▸ **PROBLEM REQUIREMENTS**
Scan the data for "burnout" and copy the lines it appears in.

▸ **RECORDS SHOWN**
════════════════════

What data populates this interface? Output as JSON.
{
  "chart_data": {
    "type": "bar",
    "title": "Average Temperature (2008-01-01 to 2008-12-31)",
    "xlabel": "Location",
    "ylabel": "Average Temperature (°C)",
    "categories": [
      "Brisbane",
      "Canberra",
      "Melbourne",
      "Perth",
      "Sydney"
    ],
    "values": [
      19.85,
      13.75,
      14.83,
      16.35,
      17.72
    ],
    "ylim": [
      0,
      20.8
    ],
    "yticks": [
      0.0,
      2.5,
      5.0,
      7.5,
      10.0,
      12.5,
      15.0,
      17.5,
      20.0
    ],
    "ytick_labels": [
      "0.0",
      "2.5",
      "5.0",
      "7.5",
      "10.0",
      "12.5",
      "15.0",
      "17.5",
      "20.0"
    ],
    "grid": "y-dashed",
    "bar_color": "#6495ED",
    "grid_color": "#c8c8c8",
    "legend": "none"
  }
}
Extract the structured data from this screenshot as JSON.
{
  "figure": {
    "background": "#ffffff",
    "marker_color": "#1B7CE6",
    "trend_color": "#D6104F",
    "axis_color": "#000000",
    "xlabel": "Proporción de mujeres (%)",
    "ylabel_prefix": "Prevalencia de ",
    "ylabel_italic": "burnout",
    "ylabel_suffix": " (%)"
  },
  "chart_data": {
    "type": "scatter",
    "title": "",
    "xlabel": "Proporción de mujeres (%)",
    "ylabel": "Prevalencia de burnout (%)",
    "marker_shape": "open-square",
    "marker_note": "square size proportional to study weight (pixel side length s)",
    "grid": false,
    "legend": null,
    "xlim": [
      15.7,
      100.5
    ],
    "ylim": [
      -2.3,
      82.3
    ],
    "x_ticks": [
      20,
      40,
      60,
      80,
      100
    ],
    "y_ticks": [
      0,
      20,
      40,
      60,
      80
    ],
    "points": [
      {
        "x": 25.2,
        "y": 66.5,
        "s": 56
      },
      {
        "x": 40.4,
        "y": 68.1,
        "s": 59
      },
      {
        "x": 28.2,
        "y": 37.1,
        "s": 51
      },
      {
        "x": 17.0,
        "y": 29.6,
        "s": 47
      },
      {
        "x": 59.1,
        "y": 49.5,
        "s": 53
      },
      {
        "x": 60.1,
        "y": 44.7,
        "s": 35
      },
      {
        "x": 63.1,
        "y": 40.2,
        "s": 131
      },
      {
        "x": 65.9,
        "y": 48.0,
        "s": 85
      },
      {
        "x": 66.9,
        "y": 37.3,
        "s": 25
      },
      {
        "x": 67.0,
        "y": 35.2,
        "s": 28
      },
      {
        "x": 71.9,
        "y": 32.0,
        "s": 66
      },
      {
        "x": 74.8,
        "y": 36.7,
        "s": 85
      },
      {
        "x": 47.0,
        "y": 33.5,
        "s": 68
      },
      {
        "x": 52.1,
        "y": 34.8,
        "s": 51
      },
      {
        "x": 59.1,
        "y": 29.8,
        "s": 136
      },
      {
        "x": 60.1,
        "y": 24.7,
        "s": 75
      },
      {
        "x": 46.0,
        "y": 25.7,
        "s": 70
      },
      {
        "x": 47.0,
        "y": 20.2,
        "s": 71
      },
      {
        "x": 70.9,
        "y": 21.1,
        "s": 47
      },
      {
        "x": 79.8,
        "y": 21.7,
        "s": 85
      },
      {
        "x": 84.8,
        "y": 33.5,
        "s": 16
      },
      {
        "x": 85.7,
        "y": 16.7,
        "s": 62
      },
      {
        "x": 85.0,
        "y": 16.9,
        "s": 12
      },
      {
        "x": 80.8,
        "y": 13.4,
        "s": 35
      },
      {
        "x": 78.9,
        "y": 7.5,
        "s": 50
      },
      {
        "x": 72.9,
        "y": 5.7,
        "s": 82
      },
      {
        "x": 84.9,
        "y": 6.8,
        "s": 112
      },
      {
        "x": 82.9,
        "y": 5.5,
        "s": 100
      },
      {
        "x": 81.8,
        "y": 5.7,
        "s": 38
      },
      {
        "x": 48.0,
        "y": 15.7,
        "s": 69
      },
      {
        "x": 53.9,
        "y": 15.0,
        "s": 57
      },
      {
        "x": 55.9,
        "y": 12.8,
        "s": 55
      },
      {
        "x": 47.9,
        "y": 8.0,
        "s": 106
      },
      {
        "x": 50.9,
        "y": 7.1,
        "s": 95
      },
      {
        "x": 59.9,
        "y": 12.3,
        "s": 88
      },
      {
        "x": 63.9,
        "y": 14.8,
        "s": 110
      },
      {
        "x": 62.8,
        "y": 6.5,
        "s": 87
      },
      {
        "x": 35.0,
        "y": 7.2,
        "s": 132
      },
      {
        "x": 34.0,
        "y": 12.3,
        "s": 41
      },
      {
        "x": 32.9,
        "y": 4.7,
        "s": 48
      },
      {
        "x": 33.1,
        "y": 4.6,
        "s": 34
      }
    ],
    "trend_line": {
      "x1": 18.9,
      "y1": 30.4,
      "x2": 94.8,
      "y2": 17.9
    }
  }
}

════════════════════

▸ **EXERCISE RESPONSE**
    "ylabel_italic": "burnout",
    "ylabel": "Prevalencia de burnout (%)",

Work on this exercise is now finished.